**Task list:**
(a) In the interview transcript, how many years after his death did his mother die?
(b) Set down the part of the interview transcript between "Tavis: Murdered, or" and "and shot himself.", inclusive, word for word.
(c) Carry the interview transcript forward from its final line.

But from the time he was a young child, he was such a difficult child, such as her ornery, stubborn child, and he wouldn’t follow convention. He didn’t keep his clothes clean; he didn’t go visit the proper neighbors.
Smith: She was a very conventional woman.
Naifeh: She was a very conventional woman and she didn’t realize that a lot of this misbehavior was because he had this mental illness, so she didn’t forgive him for that reason. She just stopped liking him. It’s really hard for us who had good mothers who loved us to imagine what it’s like to grow up knowing that your mother doesn’t like you.
In fact, even 17 years after he died is when she died and, to her very last day after he’d already become quite famous around the world, she continued to the last moment to think that his art was ridiculous, to use her words.
Tavis: I’m with you on that, Steven. I think about my own mom, as I’m sure most of us do. “Hi, Mom,” by the way. She watches every night back in Indiana. I can’t imagine what my life would be like if my mother just cast me aside and yet he goes on to navigate through that. To your point, though, trying to win her love, the favor of his mother.
Naifeh: What’s so magical is that most people would be flattened by that kind of parental rejection, especially maternal rejection. He was certainly made miserable by it, but he always picked himself up and pushed himself to achieve something.
I think that’s really a kind of lesson for all of us who have difficult times that you can extract something important and wonderful and beautiful and meaningful from a life of sorrow.
Tavis: Greg, a question. There’s a number of pieces of big news out of this book. Let’s just jump right to it now. The piece about whether he was in fact…
Smith: How he was killed.
Tavis: Murdered, or whether he killed himself. What’s the story?
Smith: What we discovered was that the traditional story, the mythology, is that he went out into a field one afternoon in July in 1890 and had a pistol and shot himself.
But he shot himself in the stomach and it didn’t quite kill him, so he dragged himself about a mile away to the inn where he was staying and he died about 30 hours later after a lot of pain. In the meantime, his brother came to his bedside and he died in his brother’s arms.

**Provided information:**
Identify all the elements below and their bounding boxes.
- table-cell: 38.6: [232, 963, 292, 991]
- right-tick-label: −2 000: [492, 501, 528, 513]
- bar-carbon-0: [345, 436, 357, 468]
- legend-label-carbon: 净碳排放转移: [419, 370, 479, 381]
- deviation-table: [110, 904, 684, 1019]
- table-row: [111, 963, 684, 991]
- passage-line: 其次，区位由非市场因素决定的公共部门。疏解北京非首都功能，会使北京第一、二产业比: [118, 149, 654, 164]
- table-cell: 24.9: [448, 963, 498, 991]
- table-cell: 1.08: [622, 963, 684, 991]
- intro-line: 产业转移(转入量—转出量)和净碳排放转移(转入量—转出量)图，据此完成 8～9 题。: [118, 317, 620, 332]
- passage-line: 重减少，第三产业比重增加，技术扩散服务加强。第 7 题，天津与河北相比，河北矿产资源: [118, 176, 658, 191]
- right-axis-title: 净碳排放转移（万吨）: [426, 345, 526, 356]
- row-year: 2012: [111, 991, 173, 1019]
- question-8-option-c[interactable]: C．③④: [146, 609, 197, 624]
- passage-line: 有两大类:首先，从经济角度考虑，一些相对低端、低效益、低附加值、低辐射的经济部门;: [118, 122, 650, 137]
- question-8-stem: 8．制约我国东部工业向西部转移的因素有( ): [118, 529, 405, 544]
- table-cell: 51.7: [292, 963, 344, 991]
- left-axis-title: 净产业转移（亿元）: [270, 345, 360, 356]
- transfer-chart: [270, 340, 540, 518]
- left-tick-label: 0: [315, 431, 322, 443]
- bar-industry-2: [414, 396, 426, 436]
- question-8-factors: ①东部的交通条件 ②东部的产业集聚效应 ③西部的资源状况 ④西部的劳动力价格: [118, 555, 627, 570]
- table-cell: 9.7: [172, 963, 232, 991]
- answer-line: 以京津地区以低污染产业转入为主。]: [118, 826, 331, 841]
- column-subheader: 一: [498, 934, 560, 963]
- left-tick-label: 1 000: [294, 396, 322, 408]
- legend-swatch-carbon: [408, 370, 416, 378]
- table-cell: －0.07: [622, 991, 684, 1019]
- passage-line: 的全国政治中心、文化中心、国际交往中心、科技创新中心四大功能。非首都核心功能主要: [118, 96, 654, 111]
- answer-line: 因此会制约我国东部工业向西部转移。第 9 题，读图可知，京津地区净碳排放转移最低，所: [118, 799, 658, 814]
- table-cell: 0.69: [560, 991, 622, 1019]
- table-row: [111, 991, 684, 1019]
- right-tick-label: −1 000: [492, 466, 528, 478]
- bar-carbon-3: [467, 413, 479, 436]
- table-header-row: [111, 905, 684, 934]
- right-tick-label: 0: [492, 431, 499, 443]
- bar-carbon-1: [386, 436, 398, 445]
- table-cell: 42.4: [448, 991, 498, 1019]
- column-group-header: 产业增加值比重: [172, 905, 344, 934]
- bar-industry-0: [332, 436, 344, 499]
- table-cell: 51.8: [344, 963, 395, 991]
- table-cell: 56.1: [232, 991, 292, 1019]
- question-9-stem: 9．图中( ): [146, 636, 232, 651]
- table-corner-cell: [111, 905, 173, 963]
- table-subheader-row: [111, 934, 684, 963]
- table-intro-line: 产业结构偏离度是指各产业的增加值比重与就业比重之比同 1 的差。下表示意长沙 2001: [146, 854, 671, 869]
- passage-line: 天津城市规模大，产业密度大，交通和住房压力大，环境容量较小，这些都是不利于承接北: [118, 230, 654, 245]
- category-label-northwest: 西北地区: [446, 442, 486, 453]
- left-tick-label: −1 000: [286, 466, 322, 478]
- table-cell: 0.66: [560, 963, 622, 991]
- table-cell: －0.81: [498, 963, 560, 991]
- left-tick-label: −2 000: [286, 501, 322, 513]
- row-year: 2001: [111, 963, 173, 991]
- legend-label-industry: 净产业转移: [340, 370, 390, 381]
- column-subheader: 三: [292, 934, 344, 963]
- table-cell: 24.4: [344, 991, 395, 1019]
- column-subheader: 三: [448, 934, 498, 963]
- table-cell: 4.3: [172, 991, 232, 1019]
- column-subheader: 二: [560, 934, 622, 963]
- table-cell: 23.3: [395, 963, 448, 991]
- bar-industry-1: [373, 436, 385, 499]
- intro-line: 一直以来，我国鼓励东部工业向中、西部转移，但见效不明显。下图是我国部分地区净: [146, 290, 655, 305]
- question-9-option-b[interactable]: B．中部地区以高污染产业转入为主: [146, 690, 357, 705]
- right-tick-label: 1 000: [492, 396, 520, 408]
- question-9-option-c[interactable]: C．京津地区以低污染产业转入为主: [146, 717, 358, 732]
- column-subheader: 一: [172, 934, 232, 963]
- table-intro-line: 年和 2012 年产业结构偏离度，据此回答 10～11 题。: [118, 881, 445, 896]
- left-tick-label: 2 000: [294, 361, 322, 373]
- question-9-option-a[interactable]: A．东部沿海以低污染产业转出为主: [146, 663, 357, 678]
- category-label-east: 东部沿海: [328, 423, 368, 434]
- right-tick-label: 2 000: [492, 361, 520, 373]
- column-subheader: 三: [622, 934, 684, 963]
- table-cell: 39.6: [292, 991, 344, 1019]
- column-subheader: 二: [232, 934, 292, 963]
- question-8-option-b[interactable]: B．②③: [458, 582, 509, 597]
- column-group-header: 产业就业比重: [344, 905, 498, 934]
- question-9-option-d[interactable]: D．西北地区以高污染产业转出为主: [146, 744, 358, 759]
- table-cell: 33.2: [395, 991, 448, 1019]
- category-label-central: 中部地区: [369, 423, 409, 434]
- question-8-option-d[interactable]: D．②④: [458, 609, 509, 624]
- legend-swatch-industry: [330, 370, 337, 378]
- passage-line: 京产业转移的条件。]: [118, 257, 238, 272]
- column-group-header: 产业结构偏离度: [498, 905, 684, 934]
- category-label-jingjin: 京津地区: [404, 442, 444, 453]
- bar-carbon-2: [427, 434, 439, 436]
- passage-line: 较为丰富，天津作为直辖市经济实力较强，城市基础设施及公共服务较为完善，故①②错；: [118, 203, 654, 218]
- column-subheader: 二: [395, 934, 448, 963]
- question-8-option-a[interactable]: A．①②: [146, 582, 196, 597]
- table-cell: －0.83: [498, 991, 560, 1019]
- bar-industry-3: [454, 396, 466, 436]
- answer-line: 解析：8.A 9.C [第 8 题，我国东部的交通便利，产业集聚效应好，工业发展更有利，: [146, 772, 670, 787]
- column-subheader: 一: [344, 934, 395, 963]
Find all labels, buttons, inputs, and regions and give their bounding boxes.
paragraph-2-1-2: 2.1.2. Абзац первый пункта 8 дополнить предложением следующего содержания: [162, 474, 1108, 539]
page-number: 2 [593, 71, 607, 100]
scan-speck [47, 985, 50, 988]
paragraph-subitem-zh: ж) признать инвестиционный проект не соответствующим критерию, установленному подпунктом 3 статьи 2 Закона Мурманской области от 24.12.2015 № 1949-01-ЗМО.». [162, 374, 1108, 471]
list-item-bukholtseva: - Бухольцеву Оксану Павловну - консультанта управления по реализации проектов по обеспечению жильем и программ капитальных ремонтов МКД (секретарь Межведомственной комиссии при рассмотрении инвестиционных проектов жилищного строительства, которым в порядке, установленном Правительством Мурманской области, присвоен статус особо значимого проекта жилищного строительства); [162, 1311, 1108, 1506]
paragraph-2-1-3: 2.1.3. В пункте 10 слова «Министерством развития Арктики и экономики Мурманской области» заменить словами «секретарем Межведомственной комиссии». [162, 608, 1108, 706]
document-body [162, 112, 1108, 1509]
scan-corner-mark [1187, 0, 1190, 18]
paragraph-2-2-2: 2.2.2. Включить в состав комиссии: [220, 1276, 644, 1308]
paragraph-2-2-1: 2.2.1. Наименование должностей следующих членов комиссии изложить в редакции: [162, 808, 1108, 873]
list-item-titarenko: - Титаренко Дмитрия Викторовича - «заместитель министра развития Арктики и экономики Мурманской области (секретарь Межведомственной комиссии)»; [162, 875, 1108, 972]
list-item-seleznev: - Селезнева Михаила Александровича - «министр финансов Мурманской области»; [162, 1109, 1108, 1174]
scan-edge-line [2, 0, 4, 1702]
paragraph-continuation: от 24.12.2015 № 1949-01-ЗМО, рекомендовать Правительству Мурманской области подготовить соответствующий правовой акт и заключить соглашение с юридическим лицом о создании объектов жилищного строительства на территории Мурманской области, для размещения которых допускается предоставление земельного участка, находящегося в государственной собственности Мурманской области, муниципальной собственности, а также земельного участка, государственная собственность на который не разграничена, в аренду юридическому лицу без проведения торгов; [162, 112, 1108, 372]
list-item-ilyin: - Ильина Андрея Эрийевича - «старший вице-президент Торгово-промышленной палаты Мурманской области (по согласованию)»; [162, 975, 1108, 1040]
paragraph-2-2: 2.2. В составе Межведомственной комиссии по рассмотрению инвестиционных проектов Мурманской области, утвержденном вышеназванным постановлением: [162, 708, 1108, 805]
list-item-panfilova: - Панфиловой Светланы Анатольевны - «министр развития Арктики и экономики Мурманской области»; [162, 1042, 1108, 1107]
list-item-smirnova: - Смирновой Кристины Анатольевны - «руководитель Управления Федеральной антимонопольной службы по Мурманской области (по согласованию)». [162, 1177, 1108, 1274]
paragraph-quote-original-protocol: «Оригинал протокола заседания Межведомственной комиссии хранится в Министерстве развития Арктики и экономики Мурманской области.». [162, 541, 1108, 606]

**Responses in order:**
(a) 17 years

(b)
Tavis: Murdered, or whether he killed himself. What’s the story?
Smith: What we discovered was that the traditional story, the mythology, is that he went out into a field one afternoon in July in 1890 and had a pistol and shot himself.

(c)
Naifeh: But there were a lot of problems with that story. First of all, less than 2% of the people who kill themselves with a gunshot do it in the stomach. It’s a very long, painful way to die.
Also, it was hard to imagine why anybody would give him a gun. He’d just come out of an insane asylum. Guns were rare in rural France, so why would they give him a gun? Then we put that together with some other pieces of information because, as biographers, you have to read everything, not just the important things, but everything.
After “Lust for Life,” the movie with Kirk Douglas, came out, a man who was at the time 16 years old who had lived in Auvers came forward and gave his very confessional interview in which he admitted the gun was his and he admitted to torturing Vincent.
Smith: Tormenting him in the sense of putting a snake in his paint box and that sort of thing.
Naifeh: But he doesn’t admit to actually pulling the trigger because there’s no statute of limitations on murder. It’s a much bigger story, but the final clue was that when this very important American artist named John Rewald visited Auvers in the 1930s when some of the villagers were still alive, what he was hearing wasn’t the traditional myth that was in “Lust for Life.”
What he was hearing was that Vincent was killed accidentally by a couple of boys and he decided to take the blame because he didn’t want it to ruin their lives. So you take all that information and it creates a much more plausible theory than the one that’s in the movie and in the books.
Tavis: I’d be anxious to know what Kirk Douglas thinks of this book.
Naifeh: Well, he asked us for a copy.
Tavis: Oh, he did?
Smith: He did, yeah.
Naifeh: It was really touching to think that he wanted a copy, so we signed a copy and sent it out to him. It was really quite touching for us to know that he was perhaps the person who, more than any other, made Vincent Van Gogh world-famous and that, so many years later, he wanted a copy of the book.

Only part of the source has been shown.